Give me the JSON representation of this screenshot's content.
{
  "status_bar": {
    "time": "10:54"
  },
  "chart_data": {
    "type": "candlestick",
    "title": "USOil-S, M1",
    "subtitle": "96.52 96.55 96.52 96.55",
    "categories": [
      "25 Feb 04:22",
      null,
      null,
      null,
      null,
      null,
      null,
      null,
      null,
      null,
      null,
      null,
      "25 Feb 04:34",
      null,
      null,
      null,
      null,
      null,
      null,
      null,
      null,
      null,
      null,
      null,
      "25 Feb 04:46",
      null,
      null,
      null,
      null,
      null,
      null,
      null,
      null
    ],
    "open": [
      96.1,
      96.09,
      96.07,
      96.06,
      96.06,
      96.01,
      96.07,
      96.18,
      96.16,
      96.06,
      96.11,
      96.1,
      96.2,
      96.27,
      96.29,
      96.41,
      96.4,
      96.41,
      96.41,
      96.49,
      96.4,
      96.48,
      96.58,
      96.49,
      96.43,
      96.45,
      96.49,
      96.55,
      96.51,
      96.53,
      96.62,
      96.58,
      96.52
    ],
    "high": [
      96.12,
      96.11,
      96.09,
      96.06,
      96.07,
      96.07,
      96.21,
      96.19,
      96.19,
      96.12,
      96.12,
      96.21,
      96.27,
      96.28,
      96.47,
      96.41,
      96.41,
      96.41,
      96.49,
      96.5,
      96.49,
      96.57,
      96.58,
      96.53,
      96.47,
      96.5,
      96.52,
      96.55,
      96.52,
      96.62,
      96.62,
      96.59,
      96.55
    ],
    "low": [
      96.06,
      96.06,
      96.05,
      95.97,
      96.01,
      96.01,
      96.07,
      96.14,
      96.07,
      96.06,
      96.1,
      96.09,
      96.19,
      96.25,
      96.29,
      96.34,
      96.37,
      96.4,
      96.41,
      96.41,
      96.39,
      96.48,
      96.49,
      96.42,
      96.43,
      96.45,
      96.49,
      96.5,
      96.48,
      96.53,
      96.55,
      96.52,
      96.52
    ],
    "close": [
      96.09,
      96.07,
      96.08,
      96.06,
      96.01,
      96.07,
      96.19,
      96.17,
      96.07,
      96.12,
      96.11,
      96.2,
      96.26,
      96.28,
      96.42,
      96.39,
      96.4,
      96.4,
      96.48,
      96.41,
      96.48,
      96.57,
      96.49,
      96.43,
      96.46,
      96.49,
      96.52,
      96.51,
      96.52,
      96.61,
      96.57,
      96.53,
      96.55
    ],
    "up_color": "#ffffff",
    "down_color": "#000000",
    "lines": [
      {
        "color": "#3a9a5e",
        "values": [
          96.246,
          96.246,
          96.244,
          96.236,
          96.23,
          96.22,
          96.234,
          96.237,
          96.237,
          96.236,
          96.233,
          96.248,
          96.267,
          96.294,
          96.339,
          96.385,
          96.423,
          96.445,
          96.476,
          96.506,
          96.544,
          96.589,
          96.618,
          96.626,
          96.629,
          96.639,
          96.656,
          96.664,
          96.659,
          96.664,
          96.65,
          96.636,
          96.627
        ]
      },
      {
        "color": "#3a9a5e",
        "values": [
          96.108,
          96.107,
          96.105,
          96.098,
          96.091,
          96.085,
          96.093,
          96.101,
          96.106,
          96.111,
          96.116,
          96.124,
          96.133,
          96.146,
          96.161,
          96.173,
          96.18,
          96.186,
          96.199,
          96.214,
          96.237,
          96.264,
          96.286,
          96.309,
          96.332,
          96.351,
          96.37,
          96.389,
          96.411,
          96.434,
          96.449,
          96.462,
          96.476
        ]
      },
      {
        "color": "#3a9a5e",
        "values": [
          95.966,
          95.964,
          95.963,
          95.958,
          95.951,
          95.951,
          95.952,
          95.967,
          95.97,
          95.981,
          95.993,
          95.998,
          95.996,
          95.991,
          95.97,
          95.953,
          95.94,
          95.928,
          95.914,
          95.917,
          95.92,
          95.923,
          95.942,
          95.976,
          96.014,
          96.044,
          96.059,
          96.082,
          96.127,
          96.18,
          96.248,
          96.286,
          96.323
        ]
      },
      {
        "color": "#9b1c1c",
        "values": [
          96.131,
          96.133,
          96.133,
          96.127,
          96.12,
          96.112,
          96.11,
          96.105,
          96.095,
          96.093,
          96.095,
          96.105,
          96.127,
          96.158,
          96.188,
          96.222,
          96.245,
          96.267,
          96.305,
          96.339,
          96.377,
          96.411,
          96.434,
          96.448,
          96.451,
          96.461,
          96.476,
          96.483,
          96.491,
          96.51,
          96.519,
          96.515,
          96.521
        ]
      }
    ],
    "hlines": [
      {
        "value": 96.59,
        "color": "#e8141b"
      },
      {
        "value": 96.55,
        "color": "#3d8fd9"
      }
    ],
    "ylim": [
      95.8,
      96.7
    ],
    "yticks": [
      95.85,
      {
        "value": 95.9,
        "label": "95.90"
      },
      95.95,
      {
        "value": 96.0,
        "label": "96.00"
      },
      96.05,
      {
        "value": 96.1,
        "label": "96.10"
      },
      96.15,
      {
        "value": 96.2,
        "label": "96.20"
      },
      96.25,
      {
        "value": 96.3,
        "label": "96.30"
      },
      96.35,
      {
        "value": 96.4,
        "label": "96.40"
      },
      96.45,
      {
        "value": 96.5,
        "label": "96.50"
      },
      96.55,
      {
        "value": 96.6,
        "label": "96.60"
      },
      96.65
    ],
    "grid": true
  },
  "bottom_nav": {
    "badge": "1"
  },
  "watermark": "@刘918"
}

===

- _DIRECTIONS FOR THIS TASK_
Reproduce the listing in full. Keep it exactly as written.

- _RESPONSE_
Give me the JSON representation of this screenshot's content.
{
  "status_bar": {
    "time": "10:54"
  },
  "chart_data": {
    "type": "candlestick",
    "title": "USOil-S, M1",
    "subtitle": "96.52 96.55 96.52 96.55",
    "categories": [
      "25 Feb 04:22",
      null,
      null,
      null,
      null,
      null,
      null,
      null,
      null,
      null,
      null,
      null,
      "25 Feb 04:34",
      null,
      null,
      null,
      null,
      null,
      null,
      null,
      null,
      null,
      null,
      null,
      "25 Feb 04:46",
      null,
      null,
      null,
      null,
      null,
      null,
      null,
      null
    ],
    "open": [
      96.1,
      96.09,
      96.07,
      96.06,
      96.06,
      96.01,
      96.07,
      96.18,
      96.16,
      96.06,
      96.11,
      96.1,
      96.2,
      96.27,
      96.29,
      96.41,
      96.4,
      96.41,
      96.41,
      96.49,
      96.4,
      96.48,
      96.58,
      96.49,
      96.43,
      96.45,
      96.49,
      96.55,
      96.51,
      96.53,
      96.62,
      96.58,
      96.52
    ],
    "high": [
      96.12,
      96.11,
      96.09,
      96.06,
      96.07,
      96.07,
      96.21,
      96.19,
      96.19,
      96.12,
      96.12,
      96.21,
      96.27,
      96.28,
      96.47,
      96.41,
      96.41,
      96.41,
      96.49,
      96.5,
      96.49,
      96.57,
      96.58,
      96.53,
      96.47,
      96.5,
      96.52,
      96.55,
      96.52,
      96.62,
      96.62,
      96.59,
      96.55
    ],
    "low": [
      96.06,
      96.06,
      96.05,
      95.97,
      96.01,
      96.01,
      96.07,
      96.14,
      96.07,
      96.06,
      96.1,
      96.09,
      96.19,
      96.25,
      96.29,
      96.34,
      96.37,
      96.4,
      96.41,
      96.41,
      96.39,
      96.48,
      96.49,
      96.42,
      96.43,
      96.45,
      96.49,
      96.5,
      96.48,
      96.53,
      96.55,
      96.52,
      96.52
    ],
    "close": [
      96.09,
      96.07,
      96.08,
      96.06,
      96.01,
      96.07,
      96.19,
      96.17,
      96.07,
      96.12,
      96.11,
      96.2,
      96.26,
      96.28,
      96.42,
      96.39,
      96.4,
      96.4,
      96.48,
      96.41,
      96.48,
      96.57,
      96.49,
      96.43,
      96.46,
      96.49,
      96.52,
      96.51,
      96.52,
      96.61,
      96.57,
      96.53,
      96.55
    ],
    "up_color": "#ffffff",
    "down_color": "#000000",
    "lines": [
      {
        "color": "#3a9a5e",
        "values": [
          96.246,
          96.246,
          96.244,
          96.236,
          96.23,
          96.22,
          96.234,
          96.237,
          96.237,
          96.236,
          96.233,
          96.248,
          96.267,
          96.294,
          96.339,
          96.385,
          96.423,
          96.445,
          96.476,
          96.506,
          96.544,
          96.589,
          96.618,
          96.626,
          96.629,
          96.639,
          96.656,
          96.664,
          96.659,
          96.664,
          96.65,
          96.636,
          96.627
        ]
      },
      {
        "color": "#3a9a5e",
        "values": [
          96.108,
          96.107,
          96.105,
          96.098,
          96.091,
          96.085,
          96.093,
          96.101,
          96.106,
          96.111,
          96.116,
          96.124,
          96.133,
          96.146,
          96.161,
          96.173,
          96.18,
          96.186,
          96.199,
          96.214,
          96.237,
          96.264,
          96.286,
          96.309,
          96.332,
          96.351,
          96.37,
          96.389,
          96.411,
          96.434,
          96.449,
          96.462,
          96.476
        ]
      },
      {
        "color": "#3a9a5e",
        "values": [
          95.966,
          95.964,
          95.963,
          95.958,
          95.951,
          95.951,
          95.952,
          95.967,
          95.97,
          95.981,
          95.993,
          95.998,
          95.996,
          95.991,
          95.97,
          95.953,
          95.94,
          95.928,
          95.914,
          95.917,
          95.92,
          95.923,
          95.942,
          95.976,
          96.014,
          96.044,
          96.059,
          96.082,
          96.127,
          96.18,
          96.248,
          96.286,
          96.323
        ]
      },
      {
        "color": "#9b1c1c",
        "values": [
          96.131,
          96.133,
          96.133,
          96.127,
          96.12,
          96.112,
          96.11,
          96.105,
          96.095,
          96.093,
          96.095,
          96.105,
          96.127,
          96.158,
          96.188,
          96.222,
          96.245,
          96.267,
          96.305,
          96.339,
          96.377,
          96.411,
          96.434,
          96.448,
          96.451,
          96.461,
          96.476,
          96.483,
          96.491,
          96.51,
          96.519,
          96.515,
          96.521
        ]
      }
    ],
    "hlines": [
      {
        "value": 96.59,
        "color": "#e8141b"
      },
      {
        "value": 96.55,
        "color": "#3d8fd9"
      }
    ],
    "ylim": [
      95.8,
      96.7
    ],
    "yticks": [
      95.85,
      {
        "value": 95.9,
        "label": "95.90"
      },
      95.95,
      {
        "value": 96.0,
        "label": "96.00"
      },
      96.05,
      {
        "value": 96.1,
        "label": "96.10"
      },
      96.15,
      {
        "value": 96.2,
        "label": "96.20"
      },
      96.25,
      {
        "value": 96.3,
        "label": "96.30"
      },
      96.35,
      {
        "value": 96.4,
        "label": "96.40"
      },
      96.45,
      {
        "value": 96.5,
        "label": "96.50"
      },
      96.55,
      {
        "value": 96.6,
        "label": "96.60"
      },
      96.65
    ],
    "grid": true
  },
  "bottom_nav": {
    "badge": "1"
  },
  "watermark": "@刘918"
}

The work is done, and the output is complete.